*Raw records:*
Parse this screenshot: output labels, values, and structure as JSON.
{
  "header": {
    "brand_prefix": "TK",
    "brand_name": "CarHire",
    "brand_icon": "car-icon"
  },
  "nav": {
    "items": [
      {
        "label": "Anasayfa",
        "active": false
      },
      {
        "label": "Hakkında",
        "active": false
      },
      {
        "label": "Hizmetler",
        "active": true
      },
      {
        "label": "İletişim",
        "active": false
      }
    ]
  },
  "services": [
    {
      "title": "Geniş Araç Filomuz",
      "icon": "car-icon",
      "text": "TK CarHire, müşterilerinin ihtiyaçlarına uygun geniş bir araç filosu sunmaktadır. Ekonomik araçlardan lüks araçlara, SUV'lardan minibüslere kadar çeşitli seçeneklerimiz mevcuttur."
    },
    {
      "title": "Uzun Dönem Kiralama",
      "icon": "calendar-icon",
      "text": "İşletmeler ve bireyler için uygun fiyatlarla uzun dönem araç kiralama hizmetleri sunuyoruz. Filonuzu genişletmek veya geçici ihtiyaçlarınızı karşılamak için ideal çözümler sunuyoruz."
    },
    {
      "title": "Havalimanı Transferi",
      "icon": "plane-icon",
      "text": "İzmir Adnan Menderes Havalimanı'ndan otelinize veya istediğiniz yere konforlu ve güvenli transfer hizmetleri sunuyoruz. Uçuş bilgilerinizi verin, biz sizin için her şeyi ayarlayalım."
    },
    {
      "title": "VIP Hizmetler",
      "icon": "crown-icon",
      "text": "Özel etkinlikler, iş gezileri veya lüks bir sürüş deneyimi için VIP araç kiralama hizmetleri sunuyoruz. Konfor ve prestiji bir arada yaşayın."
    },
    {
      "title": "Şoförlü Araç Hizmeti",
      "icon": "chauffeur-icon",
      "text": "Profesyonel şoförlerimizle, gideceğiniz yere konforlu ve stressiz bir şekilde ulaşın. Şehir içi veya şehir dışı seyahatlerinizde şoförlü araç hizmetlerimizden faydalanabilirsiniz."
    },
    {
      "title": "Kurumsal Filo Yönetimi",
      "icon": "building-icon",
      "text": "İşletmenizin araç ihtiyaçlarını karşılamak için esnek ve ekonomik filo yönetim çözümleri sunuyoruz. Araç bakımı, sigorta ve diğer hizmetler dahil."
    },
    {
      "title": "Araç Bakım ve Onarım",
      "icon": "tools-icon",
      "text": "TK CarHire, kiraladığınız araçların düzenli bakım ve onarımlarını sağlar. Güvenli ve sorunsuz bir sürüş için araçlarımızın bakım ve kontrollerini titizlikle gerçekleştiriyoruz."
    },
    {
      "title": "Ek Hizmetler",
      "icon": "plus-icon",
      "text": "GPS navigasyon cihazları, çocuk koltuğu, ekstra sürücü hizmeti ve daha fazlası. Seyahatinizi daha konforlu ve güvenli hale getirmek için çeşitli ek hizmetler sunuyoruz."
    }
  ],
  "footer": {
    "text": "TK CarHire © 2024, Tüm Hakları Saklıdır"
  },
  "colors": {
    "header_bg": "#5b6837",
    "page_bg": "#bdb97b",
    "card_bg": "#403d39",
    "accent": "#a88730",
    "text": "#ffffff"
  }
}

*Written request:*
In the entries above, find each line with the string "yere" and copy it.

*Correct result:*
      "text": "İzmir Adnan Menderes Havalimanı'ndan otelinize veya istediğiniz yere konforlu ve güvenli transfer hizmetleri sunuyoruz. Uçuş bilgilerinizi verin, biz sizin için her şeyi ayarlayalım."
      "text": "Profesyonel şoförlerimizle, gideceğiniz yere konforlu ve stressiz bir şekilde ulaşın. Şehir içi veya şehir dışı seyahatlerinizde şoförlü araç hizmetlerimizden faydalanabilirsiniz."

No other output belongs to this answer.